Written problem >> From the entries that follow, list every line in which the string "então" appears.

---------- Given data ----------

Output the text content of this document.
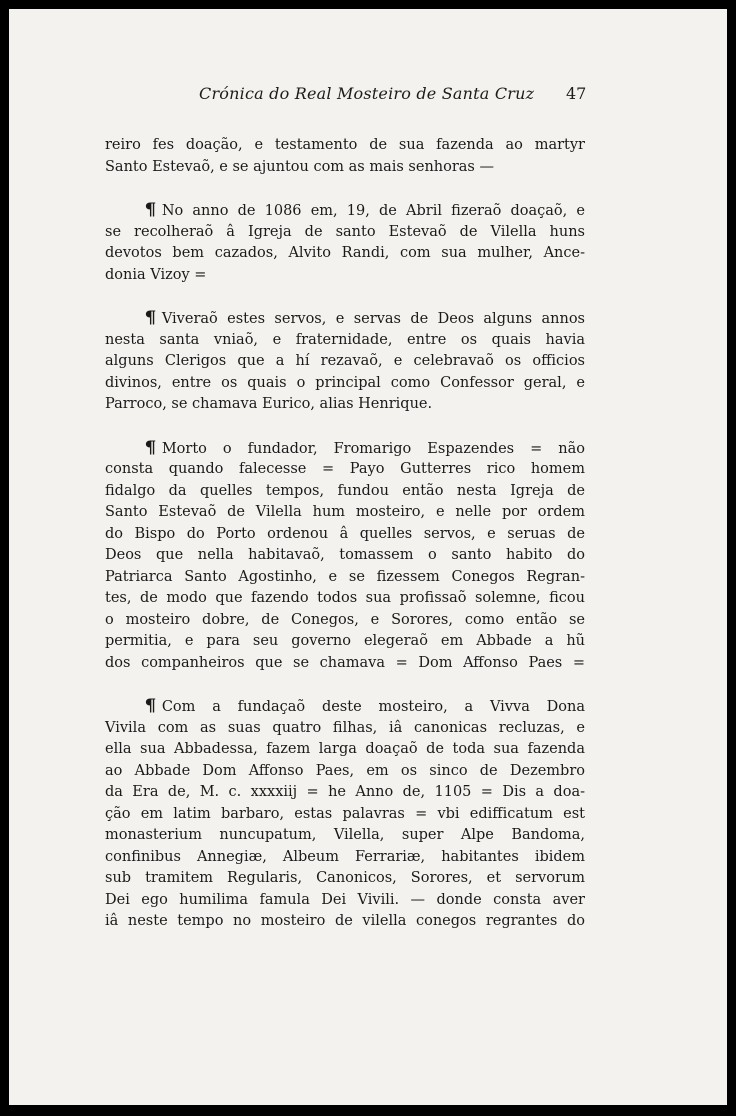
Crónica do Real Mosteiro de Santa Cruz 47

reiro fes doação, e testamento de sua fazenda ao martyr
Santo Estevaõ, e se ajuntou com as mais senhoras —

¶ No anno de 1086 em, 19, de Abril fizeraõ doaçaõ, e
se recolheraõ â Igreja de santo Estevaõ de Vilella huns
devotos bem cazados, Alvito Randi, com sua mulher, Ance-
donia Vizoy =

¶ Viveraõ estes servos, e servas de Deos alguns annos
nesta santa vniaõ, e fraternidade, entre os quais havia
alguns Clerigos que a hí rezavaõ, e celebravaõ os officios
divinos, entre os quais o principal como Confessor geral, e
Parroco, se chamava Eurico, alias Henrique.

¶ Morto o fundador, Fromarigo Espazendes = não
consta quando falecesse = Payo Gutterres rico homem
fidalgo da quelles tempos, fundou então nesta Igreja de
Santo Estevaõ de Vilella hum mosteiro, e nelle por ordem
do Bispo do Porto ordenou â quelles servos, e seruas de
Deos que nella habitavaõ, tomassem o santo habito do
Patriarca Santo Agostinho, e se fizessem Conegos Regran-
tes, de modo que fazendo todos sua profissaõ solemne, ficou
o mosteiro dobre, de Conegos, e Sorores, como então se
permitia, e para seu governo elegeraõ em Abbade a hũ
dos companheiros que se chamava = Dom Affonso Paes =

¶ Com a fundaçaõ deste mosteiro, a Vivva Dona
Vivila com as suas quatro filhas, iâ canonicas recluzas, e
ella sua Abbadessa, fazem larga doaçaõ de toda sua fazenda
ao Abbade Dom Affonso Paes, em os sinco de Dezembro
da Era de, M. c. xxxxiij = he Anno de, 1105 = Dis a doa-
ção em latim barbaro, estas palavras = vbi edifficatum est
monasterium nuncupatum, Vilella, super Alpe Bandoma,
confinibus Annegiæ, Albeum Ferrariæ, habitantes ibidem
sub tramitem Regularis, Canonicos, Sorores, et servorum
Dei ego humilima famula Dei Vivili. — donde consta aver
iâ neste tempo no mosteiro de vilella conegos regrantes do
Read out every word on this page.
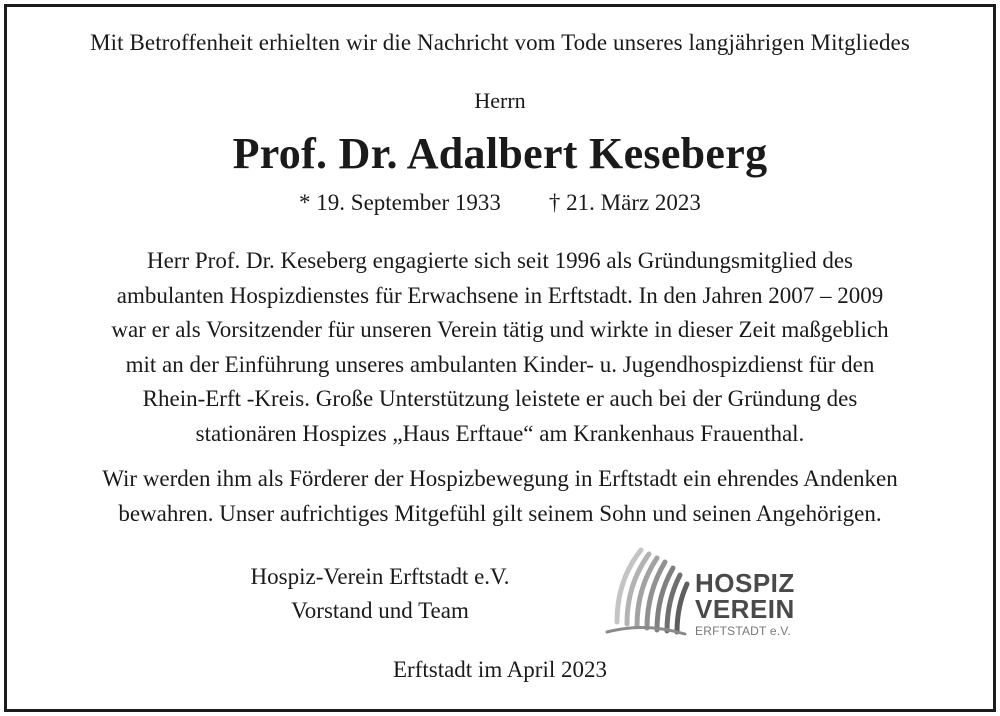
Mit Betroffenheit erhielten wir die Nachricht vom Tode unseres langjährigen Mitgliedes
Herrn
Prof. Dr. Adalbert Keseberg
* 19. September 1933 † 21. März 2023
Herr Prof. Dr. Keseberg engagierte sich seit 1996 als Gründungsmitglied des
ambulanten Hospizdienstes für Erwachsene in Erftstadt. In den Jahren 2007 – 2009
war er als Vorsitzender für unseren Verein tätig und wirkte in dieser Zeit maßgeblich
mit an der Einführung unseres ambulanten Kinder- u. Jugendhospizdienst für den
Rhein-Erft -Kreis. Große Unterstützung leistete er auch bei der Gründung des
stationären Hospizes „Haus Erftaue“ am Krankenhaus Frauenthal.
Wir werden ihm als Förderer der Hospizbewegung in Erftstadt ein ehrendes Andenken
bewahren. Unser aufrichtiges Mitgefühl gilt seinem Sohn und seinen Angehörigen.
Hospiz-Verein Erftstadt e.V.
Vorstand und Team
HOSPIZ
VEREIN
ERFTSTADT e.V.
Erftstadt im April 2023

----------
---------- Given data ----------

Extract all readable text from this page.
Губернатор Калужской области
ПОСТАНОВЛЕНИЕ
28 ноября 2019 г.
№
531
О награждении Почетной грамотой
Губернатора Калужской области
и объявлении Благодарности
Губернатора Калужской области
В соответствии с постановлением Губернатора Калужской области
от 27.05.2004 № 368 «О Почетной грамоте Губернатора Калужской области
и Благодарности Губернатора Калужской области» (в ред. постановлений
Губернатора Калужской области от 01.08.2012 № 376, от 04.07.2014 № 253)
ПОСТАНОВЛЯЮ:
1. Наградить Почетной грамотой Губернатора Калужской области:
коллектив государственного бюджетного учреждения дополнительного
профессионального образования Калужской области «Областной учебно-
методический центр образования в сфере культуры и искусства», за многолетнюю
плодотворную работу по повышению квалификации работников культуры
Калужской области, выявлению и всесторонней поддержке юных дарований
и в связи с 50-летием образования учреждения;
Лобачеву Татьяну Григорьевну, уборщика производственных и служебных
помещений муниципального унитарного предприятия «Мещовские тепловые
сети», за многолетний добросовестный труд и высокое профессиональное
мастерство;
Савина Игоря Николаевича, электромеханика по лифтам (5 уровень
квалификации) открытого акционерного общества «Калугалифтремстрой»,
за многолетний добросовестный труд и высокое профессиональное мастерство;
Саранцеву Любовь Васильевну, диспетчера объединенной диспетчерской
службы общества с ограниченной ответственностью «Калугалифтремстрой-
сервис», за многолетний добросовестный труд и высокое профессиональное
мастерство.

----------

Expected answer >>
fidalgo da quelles tempos, fundou então nesta Igreja de
o mosteiro dobre, de Conegos, e Sorores, como então se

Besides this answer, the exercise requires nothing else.